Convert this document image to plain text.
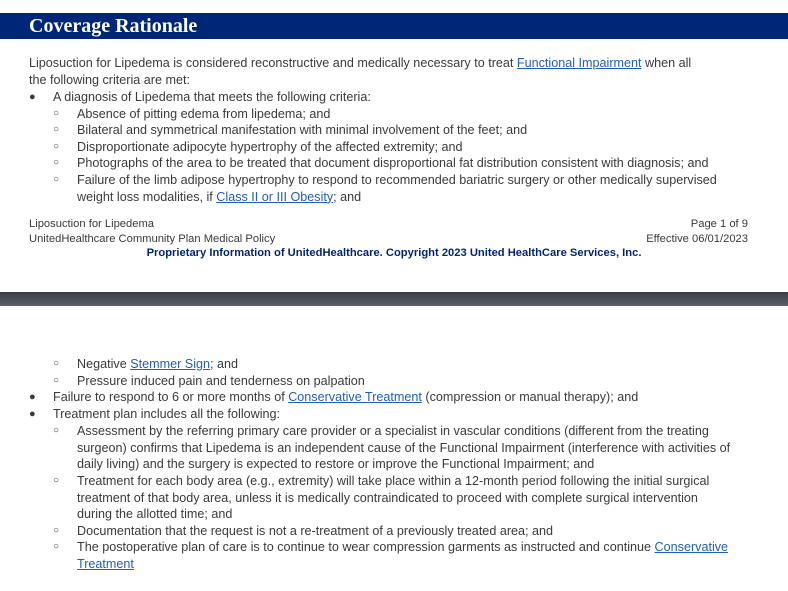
Coverage Rationale
Liposuction for Lipedema is considered reconstructive and medically necessary to treat Functional Impairment when all
the following criteria are met:
● A diagnosis of Lipedema that meets the following criteria:
○ Absence of pitting edema from lipedema; and
○ Bilateral and symmetrical manifestation with minimal involvement of the feet; and
○ Disproportionate adipocyte hypertrophy of the affected extremity; and
○ Photographs of the area to be treated that document disproportional fat distribution consistent with diagnosis; and
○ Failure of the limb adipose hypertrophy to respond to recommended bariatric surgery or other medically supervised
weight loss modalities, if Class II or III Obesity; and
Liposuction for Lipedema
UnitedHealthcare Community Plan Medical Policy
Page 1 of 9
Effective 06/01/2023
Proprietary Information of UnitedHealthcare. Copyright 2023 United HealthCare Services, Inc.
○ Negative Stemmer Sign; and
○ Pressure induced pain and tenderness on palpation
● Failure to respond to 6 or more months of Conservative Treatment (compression or manual therapy); and
● Treatment plan includes all the following:
○ Assessment by the referring primary care provider or a specialist in vascular conditions (different from the treating
surgeon) confirms that Lipedema is an independent cause of the Functional Impairment (interference with activities of
daily living) and the surgery is expected to restore or improve the Functional Impairment; and
○ Treatment for each body area (e.g., extremity) will take place within a 12-month period following the initial surgical
treatment of that body area, unless it is medically contraindicated to proceed with complete surgical intervention
during the allotted time; and
○ Documentation that the request is not a re-treatment of a previously treated area; and
○ The postoperative plan of care is to continue to wear compression garments as instructed and continue Conservative
Treatment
* * *
What is needed:
Go back to the records above and write them out exactly, without the pictures.

Solution:
Convert this document image to plain text.
Coverage Rationale
Liposuction for Lipedema is considered reconstructive and medically necessary to treat Functional Impairment when all
the following criteria are met:
● A diagnosis of Lipedema that meets the following criteria:
○ Absence of pitting edema from lipedema; and
○ Bilateral and symmetrical manifestation with minimal involvement of the feet; and
○ Disproportionate adipocyte hypertrophy of the affected extremity; and
○ Photographs of the area to be treated that document disproportional fat distribution consistent with diagnosis; and
○ Failure of the limb adipose hypertrophy to respond to recommended bariatric surgery or other medically supervised
weight loss modalities, if Class II or III Obesity; and
Liposuction for Lipedema
UnitedHealthcare Community Plan Medical Policy
Page 1 of 9
Effective 06/01/2023
Proprietary Information of UnitedHealthcare. Copyright 2023 United HealthCare Services, Inc.
○ Negative Stemmer Sign; and
○ Pressure induced pain and tenderness on palpation
● Failure to respond to 6 or more months of Conservative Treatment (compression or manual therapy); and
● Treatment plan includes all the following:
○ Assessment by the referring primary care provider or a specialist in vascular conditions (different from the treating
surgeon) confirms that Lipedema is an independent cause of the Functional Impairment (interference with activities of
daily living) and the surgery is expected to restore or improve the Functional Impairment; and
○ Treatment for each body area (e.g., extremity) will take place within a 12-month period following the initial surgical
treatment of that body area, unless it is medically contraindicated to proceed with complete surgical intervention
during the allotted time; and
○ Documentation that the request is not a re-treatment of a previously treated area; and
○ The postoperative plan of care is to continue to wear compression garments as instructed and continue Conservative
Treatment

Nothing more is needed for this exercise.